• _Short problem_
Give the records back in full, exactly as they read.

• _Information shown_
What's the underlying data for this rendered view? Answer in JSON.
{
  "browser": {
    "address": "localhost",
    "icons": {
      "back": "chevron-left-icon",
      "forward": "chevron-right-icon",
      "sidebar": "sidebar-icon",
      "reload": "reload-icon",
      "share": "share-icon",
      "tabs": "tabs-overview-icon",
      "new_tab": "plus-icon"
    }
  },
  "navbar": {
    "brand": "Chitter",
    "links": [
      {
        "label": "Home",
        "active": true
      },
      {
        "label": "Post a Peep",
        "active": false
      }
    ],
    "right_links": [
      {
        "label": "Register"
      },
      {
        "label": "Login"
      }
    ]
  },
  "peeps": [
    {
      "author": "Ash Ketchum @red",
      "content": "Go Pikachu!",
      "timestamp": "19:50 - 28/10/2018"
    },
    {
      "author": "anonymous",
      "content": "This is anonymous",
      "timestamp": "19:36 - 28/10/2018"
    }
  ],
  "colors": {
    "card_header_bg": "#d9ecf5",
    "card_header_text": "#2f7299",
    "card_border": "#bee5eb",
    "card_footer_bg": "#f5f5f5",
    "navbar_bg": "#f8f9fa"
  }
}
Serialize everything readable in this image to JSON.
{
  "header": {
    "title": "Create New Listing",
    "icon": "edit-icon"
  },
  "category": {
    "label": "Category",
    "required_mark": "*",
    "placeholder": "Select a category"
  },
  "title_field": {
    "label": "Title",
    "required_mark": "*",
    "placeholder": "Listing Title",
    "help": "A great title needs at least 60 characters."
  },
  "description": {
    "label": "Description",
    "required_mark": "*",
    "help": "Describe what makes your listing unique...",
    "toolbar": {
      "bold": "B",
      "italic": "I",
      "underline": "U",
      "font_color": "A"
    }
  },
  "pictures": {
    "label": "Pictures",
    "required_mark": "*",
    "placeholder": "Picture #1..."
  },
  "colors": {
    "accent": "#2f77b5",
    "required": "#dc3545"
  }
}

• _Solution to the problem_
What's the underlying data for this rendered view? Answer in JSON.
{
  "browser": {
    "address": "localhost",
    "icons": {
      "back": "chevron-left-icon",
      "forward": "chevron-right-icon",
      "sidebar": "sidebar-icon",
      "reload": "reload-icon",
      "share": "share-icon",
      "tabs": "tabs-overview-icon",
      "new_tab": "plus-icon"
    }
  },
  "navbar": {
    "brand": "Chitter",
    "links": [
      {
        "label": "Home",
        "active": true
      },
      {
        "label": "Post a Peep",
        "active": false
      }
    ],
    "right_links": [
      {
        "label": "Register"
      },
      {
        "label": "Login"
      }
    ]
  },
  "peeps": [
    {
      "author": "Ash Ketchum @red",
      "content": "Go Pikachu!",
      "timestamp": "19:50 - 28/10/2018"
    },
    {
      "author": "anonymous",
      "content": "This is anonymous",
      "timestamp": "19:36 - 28/10/2018"
    }
  ],
  "colors": {
    "card_header_bg": "#d9ecf5",
    "card_header_text": "#2f7299",
    "card_border": "#bee5eb",
    "card_footer_bg": "#f5f5f5",
    "navbar_bg": "#f8f9fa"
  }
}
Serialize everything readable in this image to JSON.
{
  "header": {
    "title": "Create New Listing",
    "icon": "edit-icon"
  },
  "category": {
    "label": "Category",
    "required_mark": "*",
    "placeholder": "Select a category"
  },
  "title_field": {
    "label": "Title",
    "required_mark": "*",
    "placeholder": "Listing Title",
    "help": "A great title needs at least 60 characters."
  },
  "description": {
    "label": "Description",
    "required_mark": "*",
    "help": "Describe what makes your listing unique...",
    "toolbar": {
      "bold": "B",
      "italic": "I",
      "underline": "U",
      "font_color": "A"
    }
  },
  "pictures": {
    "label": "Pictures",
    "required_mark": "*",
    "placeholder": "Picture #1..."
  },
  "colors": {
    "accent": "#2f77b5",
    "required": "#dc3545"
  }
}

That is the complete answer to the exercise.